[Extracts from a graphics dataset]
________________

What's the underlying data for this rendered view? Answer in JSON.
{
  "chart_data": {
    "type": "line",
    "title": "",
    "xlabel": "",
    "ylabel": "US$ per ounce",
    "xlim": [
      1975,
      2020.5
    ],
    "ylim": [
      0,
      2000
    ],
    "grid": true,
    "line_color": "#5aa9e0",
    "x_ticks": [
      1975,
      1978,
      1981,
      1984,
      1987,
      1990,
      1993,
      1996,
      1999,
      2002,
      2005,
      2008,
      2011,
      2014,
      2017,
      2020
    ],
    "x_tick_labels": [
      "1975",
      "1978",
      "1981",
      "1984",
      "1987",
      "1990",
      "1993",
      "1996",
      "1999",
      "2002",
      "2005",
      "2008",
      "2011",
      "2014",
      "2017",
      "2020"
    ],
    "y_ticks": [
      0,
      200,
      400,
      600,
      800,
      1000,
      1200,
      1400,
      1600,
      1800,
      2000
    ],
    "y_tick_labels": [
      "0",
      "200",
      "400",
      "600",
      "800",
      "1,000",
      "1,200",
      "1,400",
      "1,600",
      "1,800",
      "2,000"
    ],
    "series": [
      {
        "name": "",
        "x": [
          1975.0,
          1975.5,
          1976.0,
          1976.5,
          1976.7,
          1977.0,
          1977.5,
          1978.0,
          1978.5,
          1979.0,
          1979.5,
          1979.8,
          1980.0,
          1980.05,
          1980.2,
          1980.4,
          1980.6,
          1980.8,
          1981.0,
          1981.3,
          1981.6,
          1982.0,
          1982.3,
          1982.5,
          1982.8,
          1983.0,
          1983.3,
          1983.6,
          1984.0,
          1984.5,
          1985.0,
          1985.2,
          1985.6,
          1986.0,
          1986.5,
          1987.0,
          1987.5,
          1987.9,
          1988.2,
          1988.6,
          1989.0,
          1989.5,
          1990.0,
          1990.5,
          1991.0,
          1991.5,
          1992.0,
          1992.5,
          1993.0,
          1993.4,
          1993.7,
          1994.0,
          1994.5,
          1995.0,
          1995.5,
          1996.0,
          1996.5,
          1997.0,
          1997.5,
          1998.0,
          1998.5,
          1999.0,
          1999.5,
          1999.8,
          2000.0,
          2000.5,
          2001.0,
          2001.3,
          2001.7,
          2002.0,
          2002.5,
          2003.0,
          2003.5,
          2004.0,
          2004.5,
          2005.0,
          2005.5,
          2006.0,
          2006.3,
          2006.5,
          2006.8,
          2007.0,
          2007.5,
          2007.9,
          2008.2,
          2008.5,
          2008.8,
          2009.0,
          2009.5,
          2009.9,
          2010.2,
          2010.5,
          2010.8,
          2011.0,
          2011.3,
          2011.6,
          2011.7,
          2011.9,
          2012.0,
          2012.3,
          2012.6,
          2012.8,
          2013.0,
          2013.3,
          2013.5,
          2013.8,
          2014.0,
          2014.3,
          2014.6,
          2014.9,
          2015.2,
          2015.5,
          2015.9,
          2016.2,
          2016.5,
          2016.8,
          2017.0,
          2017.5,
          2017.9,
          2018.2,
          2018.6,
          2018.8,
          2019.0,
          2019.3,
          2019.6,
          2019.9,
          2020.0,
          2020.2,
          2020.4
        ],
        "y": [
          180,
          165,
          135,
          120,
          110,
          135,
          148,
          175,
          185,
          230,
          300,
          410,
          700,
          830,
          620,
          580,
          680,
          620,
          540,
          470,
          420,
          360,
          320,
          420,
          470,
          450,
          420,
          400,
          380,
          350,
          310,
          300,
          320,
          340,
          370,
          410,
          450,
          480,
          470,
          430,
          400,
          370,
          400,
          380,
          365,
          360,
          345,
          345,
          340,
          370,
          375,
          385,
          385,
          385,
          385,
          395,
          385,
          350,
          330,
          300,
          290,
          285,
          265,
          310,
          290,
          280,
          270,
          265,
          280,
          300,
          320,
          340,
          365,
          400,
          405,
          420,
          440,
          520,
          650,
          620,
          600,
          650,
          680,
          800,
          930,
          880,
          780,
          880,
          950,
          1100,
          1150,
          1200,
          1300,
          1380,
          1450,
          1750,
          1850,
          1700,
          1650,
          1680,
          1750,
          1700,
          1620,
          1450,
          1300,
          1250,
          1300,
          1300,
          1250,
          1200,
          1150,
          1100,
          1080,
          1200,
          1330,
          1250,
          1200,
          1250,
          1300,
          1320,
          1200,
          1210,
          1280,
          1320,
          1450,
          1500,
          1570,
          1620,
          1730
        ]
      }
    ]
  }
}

________________

Task prompt: Reproduce the material exactly, with every line intact.

Full output:
What's the underlying data for this rendered view? Answer in JSON.
{
  "chart_data": {
    "type": "line",
    "title": "",
    "xlabel": "",
    "ylabel": "US$ per ounce",
    "xlim": [
      1975,
      2020.5
    ],
    "ylim": [
      0,
      2000
    ],
    "grid": true,
    "line_color": "#5aa9e0",
    "x_ticks": [
      1975,
      1978,
      1981,
      1984,
      1987,
      1990,
      1993,
      1996,
      1999,
      2002,
      2005,
      2008,
      2011,
      2014,
      2017,
      2020
    ],
    "x_tick_labels": [
      "1975",
      "1978",
      "1981",
      "1984",
      "1987",
      "1990",
      "1993",
      "1996",
      "1999",
      "2002",
      "2005",
      "2008",
      "2011",
      "2014",
      "2017",
      "2020"
    ],
    "y_ticks": [
      0,
      200,
      400,
      600,
      800,
      1000,
      1200,
      1400,
      1600,
      1800,
      2000
    ],
    "y_tick_labels": [
      "0",
      "200",
      "400",
      "600",
      "800",
      "1,000",
      "1,200",
      "1,400",
      "1,600",
      "1,800",
      "2,000"
    ],
    "series": [
      {
        "name": "",
        "x": [
          1975.0,
          1975.5,
          1976.0,
          1976.5,
          1976.7,
          1977.0,
          1977.5,
          1978.0,
          1978.5,
          1979.0,
          1979.5,
          1979.8,
          1980.0,
          1980.05,
          1980.2,
          1980.4,
          1980.6,
          1980.8,
          1981.0,
          1981.3,
          1981.6,
          1982.0,
          1982.3,
          1982.5,
          1982.8,
          1983.0,
          1983.3,
          1983.6,
          1984.0,
          1984.5,
          1985.0,
          1985.2,
          1985.6,
          1986.0,
          1986.5,
          1987.0,
          1987.5,
          1987.9,
          1988.2,
          1988.6,
          1989.0,
          1989.5,
          1990.0,
          1990.5,
          1991.0,
          1991.5,
          1992.0,
          1992.5,
          1993.0,
          1993.4,
          1993.7,
          1994.0,
          1994.5,
          1995.0,
          1995.5,
          1996.0,
          1996.5,
          1997.0,
          1997.5,
          1998.0,
          1998.5,
          1999.0,
          1999.5,
          1999.8,
          2000.0,
          2000.5,
          2001.0,
          2001.3,
          2001.7,
          2002.0,
          2002.5,
          2003.0,
          2003.5,
          2004.0,
          2004.5,
          2005.0,
          2005.5,
          2006.0,
          2006.3,
          2006.5,
          2006.8,
          2007.0,
          2007.5,
          2007.9,
          2008.2,
          2008.5,
          2008.8,
          2009.0,
          2009.5,
          2009.9,
          2010.2,
          2010.5,
          2010.8,
          2011.0,
          2011.3,
          2011.6,
          2011.7,
          2011.9,
          2012.0,
          2012.3,
          2012.6,
          2012.8,
          2013.0,
          2013.3,
          2013.5,
          2013.8,
          2014.0,
          2014.3,
          2014.6,
          2014.9,
          2015.2,
          2015.5,
          2015.9,
          2016.2,
          2016.5,
          2016.8,
          2017.0,
          2017.5,
          2017.9,
          2018.2,
          2018.6,
          2018.8,
          2019.0,
          2019.3,
          2019.6,
          2019.9,
          2020.0,
          2020.2,
          2020.4
        ],
        "y": [
          180,
          165,
          135,
          120,
          110,
          135,
          148,
          175,
          185,
          230,
          300,
          410,
          700,
          830,
          620,
          580,
          680,
          620,
          540,
          470,
          420,
          360,
          320,
          420,
          470,
          450,
          420,
          400,
          380,
          350,
          310,
          300,
          320,
          340,
          370,
          410,
          450,
          480,
          470,
          430,
          400,
          370,
          400,
          380,
          365,
          360,
          345,
          345,
          340,
          370,
          375,
          385,
          385,
          385,
          385,
          395,
          385,
          350,
          330,
          300,
          290,
          285,
          265,
          310,
          290,
          280,
          270,
          265,
          280,
          300,
          320,
          340,
          365,
          400,
          405,
          420,
          440,
          520,
          650,
          620,
          600,
          650,
          680,
          800,
          930,
          880,
          780,
          880,
          950,
          1100,
          1150,
          1200,
          1300,
          1380,
          1450,
          1750,
          1850,
          1700,
          1650,
          1680,
          1750,
          1700,
          1620,
          1450,
          1300,
          1250,
          1300,
          1300,
          1250,
          1200,
          1150,
          1100,
          1080,
          1200,
          1330,
          1250,
          1200,
          1250,
          1300,
          1320,
          1200,
          1210,
          1280,
          1320,
          1450,
          1500,
          1570,
          1620,
          1730
        ]
      }
    ]
  }
}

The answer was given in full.